RECORDS SUPPLIED ->
[start]
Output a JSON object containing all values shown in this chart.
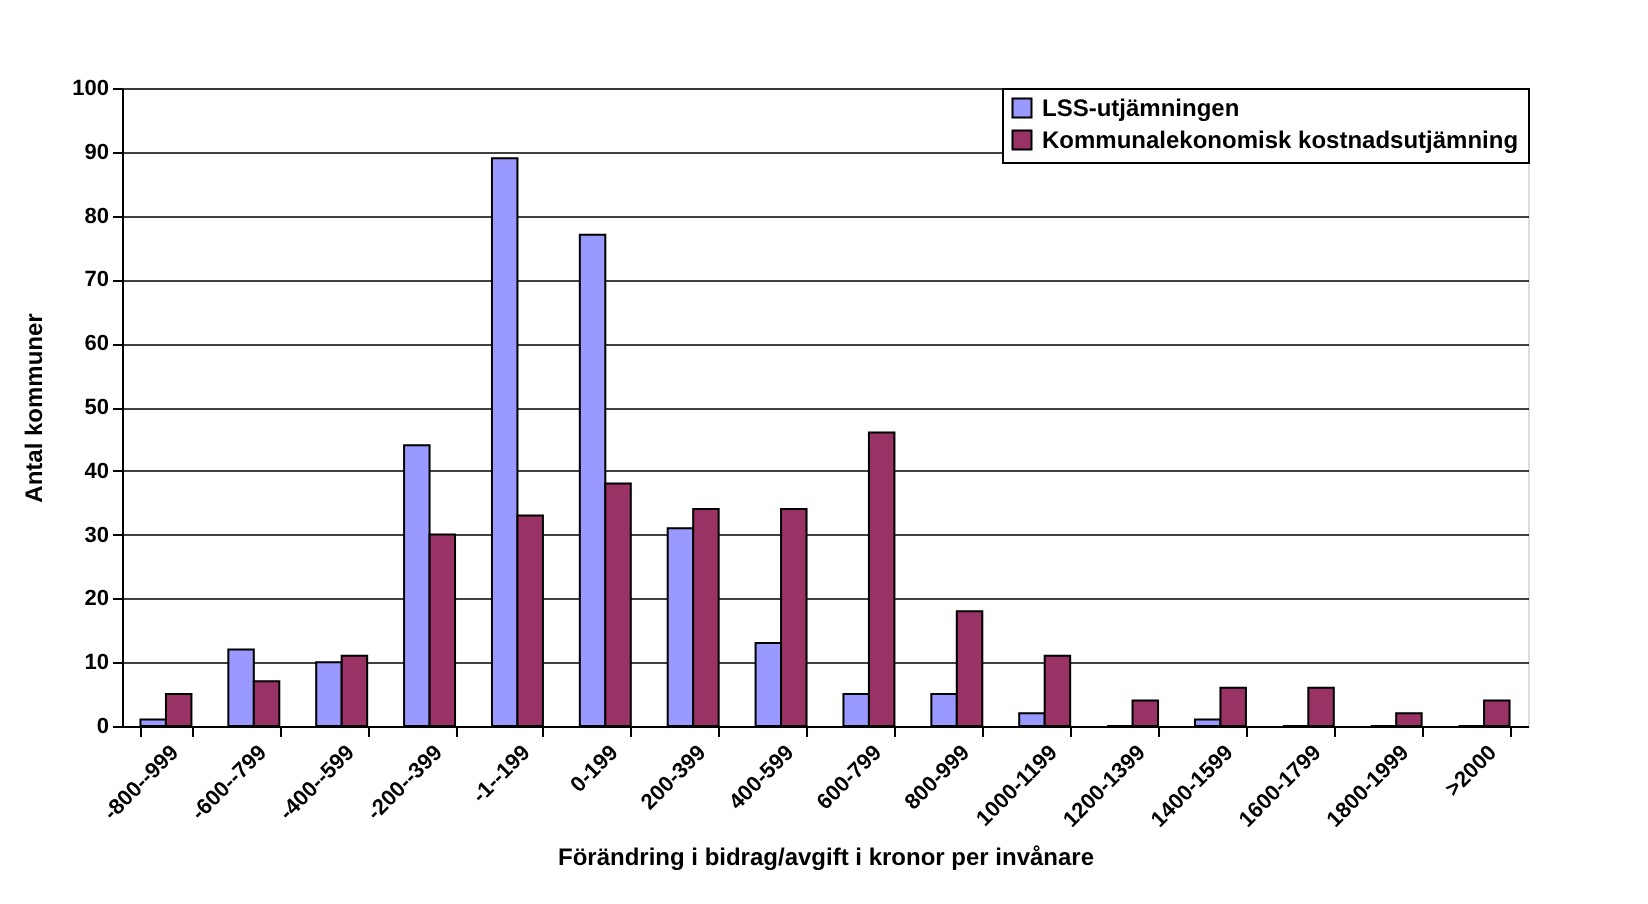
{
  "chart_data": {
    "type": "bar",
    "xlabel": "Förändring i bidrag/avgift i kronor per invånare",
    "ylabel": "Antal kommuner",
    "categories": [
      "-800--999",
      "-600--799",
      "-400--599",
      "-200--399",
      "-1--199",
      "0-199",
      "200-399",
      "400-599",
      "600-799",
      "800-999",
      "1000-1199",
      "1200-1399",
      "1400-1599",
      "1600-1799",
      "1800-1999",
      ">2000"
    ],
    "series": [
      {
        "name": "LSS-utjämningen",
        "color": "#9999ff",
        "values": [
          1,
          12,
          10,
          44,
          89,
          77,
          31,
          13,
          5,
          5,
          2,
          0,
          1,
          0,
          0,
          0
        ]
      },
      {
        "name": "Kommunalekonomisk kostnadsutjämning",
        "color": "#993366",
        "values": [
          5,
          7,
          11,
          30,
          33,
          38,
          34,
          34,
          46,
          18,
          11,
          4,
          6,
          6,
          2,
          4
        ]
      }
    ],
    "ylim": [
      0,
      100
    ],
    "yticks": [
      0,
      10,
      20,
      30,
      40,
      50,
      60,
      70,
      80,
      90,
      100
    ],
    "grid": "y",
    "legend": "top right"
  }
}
[end]
AIM ->
Without the pictures, print the whole listing exactly as given.

EXERCISE OUTPUT ->
Output a JSON object containing all values shown in this chart.
{
  "chart_data": {
    "type": "bar",
    "xlabel": "Förändring i bidrag/avgift i kronor per invånare",
    "ylabel": "Antal kommuner",
    "categories": [
      "-800--999",
      "-600--799",
      "-400--599",
      "-200--399",
      "-1--199",
      "0-199",
      "200-399",
      "400-599",
      "600-799",
      "800-999",
      "1000-1199",
      "1200-1399",
      "1400-1599",
      "1600-1799",
      "1800-1999",
      ">2000"
    ],
    "series": [
      {
        "name": "LSS-utjämningen",
        "color": "#9999ff",
        "values": [
          1,
          12,
          10,
          44,
          89,
          77,
          31,
          13,
          5,
          5,
          2,
          0,
          1,
          0,
          0,
          0
        ]
      },
      {
        "name": "Kommunalekonomisk kostnadsutjämning",
        "color": "#993366",
        "values": [
          5,
          7,
          11,
          30,
          33,
          38,
          34,
          34,
          46,
          18,
          11,
          4,
          6,
          6,
          2,
          4
        ]
      }
    ],
    "ylim": [
      0,
      100
    ],
    "yticks": [
      0,
      10,
      20,
      30,
      40,
      50,
      60,
      70,
      80,
      90,
      100
    ],
    "grid": "y",
    "legend": "top right"
  }
}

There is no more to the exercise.